* Extracted data entries *

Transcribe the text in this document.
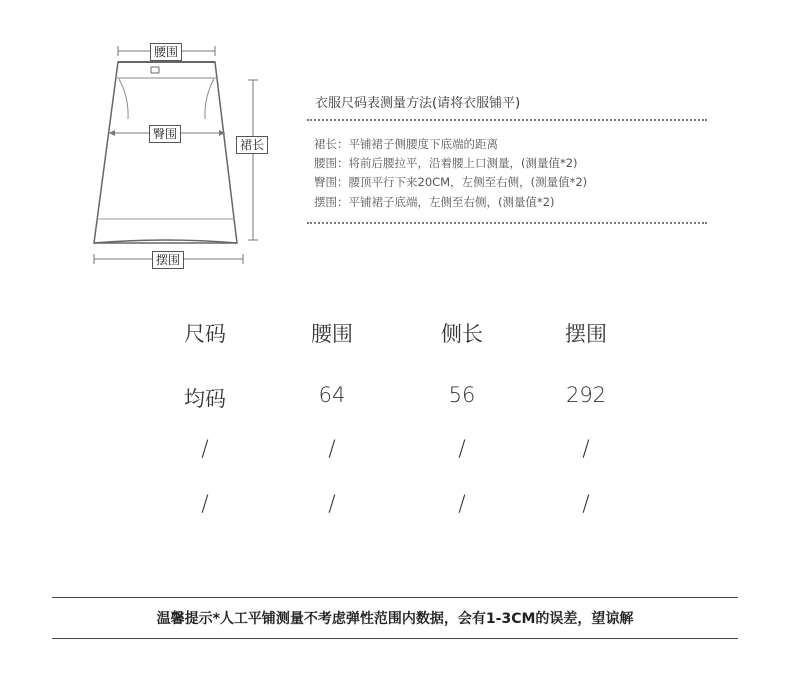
腰围
臀围
裙长
摆围
衣服尺码表测量方法(请将衣服铺平)
裙长：平铺裙子侧腰度下底端的距离
腰围：将前后腰拉平，沿着腰上口测量，(测量值*2)
臀围：腰顶平行下来20CM，左侧至右侧，(测量值*2)
摆围：平铺裙子底端，左侧至右侧，(测量值*2)
尺码	腰围	侧长	摆围
均码	64	56	292
/	/	/	/
/	/	/	/
温馨提示*人工平铺测量不考虑弹性范围内数据，会有1-3CM的误差，望谅解
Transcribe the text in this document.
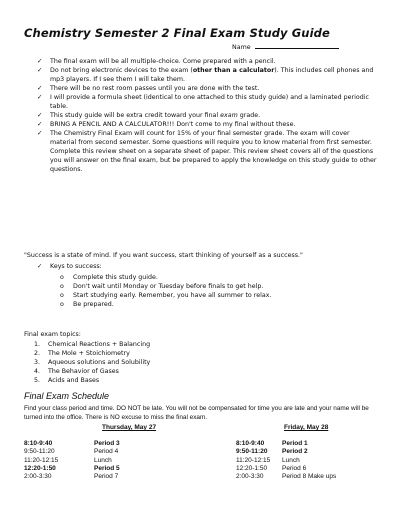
Chemistry Semester 2 Final Exam Study Guide
Name
✓ The final exam will be all multiple-choice. Come prepared with a pencil.
✓ Do not bring electronic devices to the exam (other than a calculator). This includes cell phones and mp3 players. If I see them I will take them.
✓ There will be no rest room passes until you are done with the test.
✓ I will provide a formula sheet (identical to one attached to this study guide) and a laminated periodic table.
✓ This study guide will be extra credit toward your final exam grade.
✓ BRING A PENCIL AND A CALCULATOR!!! Don't come to my final without these.
✓ The Chemistry Final Exam will count for 15% of your final semester grade. The exam will cover material from second semester. Some questions will require you to know material from first semester. Complete this review sheet on a separate sheet of paper. This review sheet covers all of the questions you will answer on the final exam, but be prepared to apply the knowledge on this study guide to other questions.
"Success is a state of mind. If you want success, start thinking of yourself as a success."
✓ Keys to success:
o Complete this study guide.
o Don't wait until Monday or Tuesday before finals to get help.
o Start studying early. Remember, you have all summer to relax.
o Be prepared.
Final exam topics:
1. Chemical Reactions + Balancing
2. The Mole + Stoichiometry
3. Aqueous solutions and Solubility
4. The Behavior of Gases
5. Acids and Bases
Final Exam Schedule
Find your class period and time. DO NOT be late. You will not be compensated for time you are late and your name will be turned into the office. There is NO excuse to miss the final exam.
Thursday, May 27	Friday, May 28
8:10-9:40	Period 3
9:50-11:20	Period 4
11:20-12:15	Lunch
12:20-1:50	Period 5
2:00-3:30	Period 7
8:10-9:40	Period 1
9:50-11:20 Period 2
11:20-12:15 Lunch
12:20-1:50 Period 6
2:00-3:30	Period 8 Make ups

* What this task involves *
Leave out all pictures, then copy the remaining material exactly.

* Correct answer *
Transcribe the text in this document.
腰围
臀围
裙长
摆围
衣服尺码表测量方法(请将衣服铺平)
裙长：平铺裙子侧腰度下底端的距离
腰围：将前后腰拉平，沿着腰上口测量，(测量值*2)
臀围：腰顶平行下来20CM，左侧至右侧，(测量值*2)
摆围：平铺裙子底端，左侧至右侧，(测量值*2)
尺码	腰围	侧长	摆围
均码	64	56	292
/	/	/	/
/	/	/	/
温馨提示*人工平铺测量不考虑弹性范围内数据，会有1-3CM的误差，望谅解
Transcribe the text in this document.
Chemistry Semester 2 Final Exam Study Guide
Name
✓ The final exam will be all multiple-choice. Come prepared with a pencil.
✓ Do not bring electronic devices to the exam (other than a calculator). This includes cell phones and mp3 players. If I see them I will take them.
✓ There will be no rest room passes until you are done with the test.
✓ I will provide a formula sheet (identical to one attached to this study guide) and a laminated periodic table.
✓ This study guide will be extra credit toward your final exam grade.
✓ BRING A PENCIL AND A CALCULATOR!!! Don't come to my final without these.
✓ The Chemistry Final Exam will count for 15% of your final semester grade. The exam will cover material from second semester. Some questions will require you to know material from first semester. Complete this review sheet on a separate sheet of paper. This review sheet covers all of the questions you will answer on the final exam, but be prepared to apply the knowledge on this study guide to other questions.
"Success is a state of mind. If you want success, start thinking of yourself as a success."
✓ Keys to success:
o Complete this study guide.
o Don't wait until Monday or Tuesday before finals to get help.
o Start studying early. Remember, you have all summer to relax.
o Be prepared.
Final exam topics:
1. Chemical Reactions + Balancing
2. The Mole + Stoichiometry
3. Aqueous solutions and Solubility
4. The Behavior of Gases
5. Acids and Bases
Final Exam Schedule
Find your class period and time. DO NOT be late. You will not be compensated for time you are late and your name will be turned into the office. There is NO excuse to miss the final exam.
Thursday, May 27	Friday, May 28
8:10-9:40	Period 3
9:50-11:20	Period 4
11:20-12:15	Lunch
12:20-1:50	Period 5
2:00-3:30	Period 7
8:10-9:40	Period 1
9:50-11:20 Period 2
11:20-12:15 Lunch
12:20-1:50 Period 6
2:00-3:30	Period 8 Make ups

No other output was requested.